答：

可能的原因：

1、樣本保存不當，導致樣本中的DNA降解。比如在2~8 ℃冰箱放置超過兩個星期的全血樣本即開始出現溶血現象，如果需要繼續使用血樣，則應轉移到-20 ℃或-70 ℃凍存。否則獲得的DNA將開始出現凋亡細胞的DNA帶型，并且此時全血中的DNA隨著時間的延長會持續分解，直至分離不到電泳可見的DNA。對于含水量高的組織樣本均應貯存于-20 ℃，推薦貯存于-70 ℃。

2、使用了過多的起始樣本，過柱時堵塞純化柱，影響洗脫效率；使用了過少的起始樣本。請根據第3頁“起始樣本”內容決定起始樣本的用量。

3、 Buffer WA或Buffer WB中未加入無水乙醇。應按比例補加無水乙醇，如果是錯誤地加入了其他試劑，請向我公司技術部尋求幫助。

4、錯誤地使用了Buffer WA和Buffer WB的洗滌順序。確保按正確的順序洗滌純化柱。

DNA的洗脫效率差。參考第3頁柱純化技術中的第4點“洗脫DNA“內容，優化DNA的洗脫方案。

▶ [練習]: 請將文字段落中從“2、使用了過多的起始樣本，過”起、至“4、錯誤地使用了Buffer WA和Buffer WB的洗滌順序。確保按正確的順序洗滌純化柱。”止的部分重寫一遍，並把其中的“純化柱”一律替換為“離心柱”。 以下各行與上面的文字段落毫無關聯。

▶ [給定資料]:
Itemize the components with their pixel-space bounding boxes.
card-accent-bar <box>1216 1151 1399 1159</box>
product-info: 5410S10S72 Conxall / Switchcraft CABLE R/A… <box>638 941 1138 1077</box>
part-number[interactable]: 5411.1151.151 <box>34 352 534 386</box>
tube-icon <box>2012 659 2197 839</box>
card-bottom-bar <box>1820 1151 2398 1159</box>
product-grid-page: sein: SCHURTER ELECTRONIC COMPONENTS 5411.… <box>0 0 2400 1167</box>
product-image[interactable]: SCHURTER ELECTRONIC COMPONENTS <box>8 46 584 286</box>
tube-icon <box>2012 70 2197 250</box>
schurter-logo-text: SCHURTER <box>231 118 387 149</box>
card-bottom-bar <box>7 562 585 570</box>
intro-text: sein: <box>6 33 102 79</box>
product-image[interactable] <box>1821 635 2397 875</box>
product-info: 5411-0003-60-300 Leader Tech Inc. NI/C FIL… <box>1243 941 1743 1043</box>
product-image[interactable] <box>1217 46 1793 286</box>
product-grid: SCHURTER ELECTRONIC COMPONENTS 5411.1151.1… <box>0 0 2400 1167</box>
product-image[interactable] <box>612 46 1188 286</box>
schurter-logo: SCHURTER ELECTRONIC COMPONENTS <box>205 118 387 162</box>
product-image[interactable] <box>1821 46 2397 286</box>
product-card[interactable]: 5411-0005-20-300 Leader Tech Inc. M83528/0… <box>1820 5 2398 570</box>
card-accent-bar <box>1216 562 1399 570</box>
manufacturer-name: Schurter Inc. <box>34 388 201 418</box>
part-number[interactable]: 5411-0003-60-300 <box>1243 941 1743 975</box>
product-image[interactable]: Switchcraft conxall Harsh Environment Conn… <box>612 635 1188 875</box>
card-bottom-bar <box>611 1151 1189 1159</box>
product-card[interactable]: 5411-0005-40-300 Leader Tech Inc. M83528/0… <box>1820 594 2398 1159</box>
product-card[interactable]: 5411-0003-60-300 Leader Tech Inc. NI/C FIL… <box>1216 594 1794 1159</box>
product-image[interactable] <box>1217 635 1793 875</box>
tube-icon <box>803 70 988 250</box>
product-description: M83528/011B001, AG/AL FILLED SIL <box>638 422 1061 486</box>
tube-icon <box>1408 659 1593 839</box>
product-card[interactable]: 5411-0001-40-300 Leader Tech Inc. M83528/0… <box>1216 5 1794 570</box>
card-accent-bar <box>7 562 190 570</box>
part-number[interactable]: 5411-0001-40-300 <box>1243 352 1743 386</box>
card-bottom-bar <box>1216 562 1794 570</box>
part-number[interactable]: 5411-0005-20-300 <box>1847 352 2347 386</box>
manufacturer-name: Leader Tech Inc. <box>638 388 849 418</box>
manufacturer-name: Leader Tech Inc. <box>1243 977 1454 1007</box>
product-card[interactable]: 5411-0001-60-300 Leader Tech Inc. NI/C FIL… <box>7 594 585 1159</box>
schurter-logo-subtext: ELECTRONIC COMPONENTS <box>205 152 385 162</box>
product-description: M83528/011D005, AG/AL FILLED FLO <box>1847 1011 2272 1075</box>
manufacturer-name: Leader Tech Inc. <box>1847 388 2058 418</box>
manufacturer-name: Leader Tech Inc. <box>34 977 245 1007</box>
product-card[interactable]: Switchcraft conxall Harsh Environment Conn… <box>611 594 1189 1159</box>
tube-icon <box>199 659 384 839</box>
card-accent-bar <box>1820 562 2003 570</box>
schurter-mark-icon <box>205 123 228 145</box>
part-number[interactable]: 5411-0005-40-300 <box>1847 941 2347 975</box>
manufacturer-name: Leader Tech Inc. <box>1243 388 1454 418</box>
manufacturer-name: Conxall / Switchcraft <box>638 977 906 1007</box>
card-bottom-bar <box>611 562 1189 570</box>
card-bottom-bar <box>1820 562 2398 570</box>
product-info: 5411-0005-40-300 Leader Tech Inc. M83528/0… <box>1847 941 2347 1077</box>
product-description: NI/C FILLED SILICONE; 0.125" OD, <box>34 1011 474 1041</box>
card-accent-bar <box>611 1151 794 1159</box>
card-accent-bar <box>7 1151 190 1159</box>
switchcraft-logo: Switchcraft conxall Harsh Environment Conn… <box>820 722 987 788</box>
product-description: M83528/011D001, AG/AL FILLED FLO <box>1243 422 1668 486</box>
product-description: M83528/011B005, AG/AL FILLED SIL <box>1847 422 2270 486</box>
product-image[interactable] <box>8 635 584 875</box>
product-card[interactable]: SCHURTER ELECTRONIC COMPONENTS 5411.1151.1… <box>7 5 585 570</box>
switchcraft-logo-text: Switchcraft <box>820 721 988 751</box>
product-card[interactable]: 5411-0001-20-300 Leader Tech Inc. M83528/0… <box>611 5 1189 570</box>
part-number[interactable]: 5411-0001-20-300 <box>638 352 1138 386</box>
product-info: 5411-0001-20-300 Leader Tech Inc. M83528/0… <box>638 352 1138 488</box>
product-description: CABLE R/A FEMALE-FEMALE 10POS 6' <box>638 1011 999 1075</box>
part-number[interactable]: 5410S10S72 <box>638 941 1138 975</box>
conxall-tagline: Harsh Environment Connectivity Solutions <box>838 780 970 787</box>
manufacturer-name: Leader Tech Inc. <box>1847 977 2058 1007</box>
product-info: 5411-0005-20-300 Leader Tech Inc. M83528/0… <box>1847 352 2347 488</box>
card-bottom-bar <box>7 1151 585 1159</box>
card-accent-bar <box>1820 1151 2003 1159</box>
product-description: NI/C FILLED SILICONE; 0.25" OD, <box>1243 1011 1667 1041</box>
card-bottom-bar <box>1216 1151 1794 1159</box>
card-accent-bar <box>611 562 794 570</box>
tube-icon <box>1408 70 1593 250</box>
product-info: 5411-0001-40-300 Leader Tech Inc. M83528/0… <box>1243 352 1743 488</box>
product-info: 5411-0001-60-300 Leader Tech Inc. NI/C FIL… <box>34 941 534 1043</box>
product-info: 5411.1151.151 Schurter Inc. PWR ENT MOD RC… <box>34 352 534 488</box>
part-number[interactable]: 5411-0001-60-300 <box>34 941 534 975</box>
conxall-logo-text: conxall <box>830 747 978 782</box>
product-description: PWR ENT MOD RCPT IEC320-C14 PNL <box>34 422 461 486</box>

▶ [結果]:
2、使用了過多的起始樣本，過柱時堵塞離心柱，影響洗脫效率；使用了過少的起始樣本。請根據第3頁“起始樣本”內容決定起始樣本的用量。

3、 Buffer WA或Buffer WB中未加入無水乙醇。應按比例補加無水乙醇，如果是錯誤地加入了其他試劑，請向我公司技術部尋求幫助。

4、錯誤地使用了Buffer WA和Buffer WB的洗滌順序。確保按正確的順序洗滌離心柱。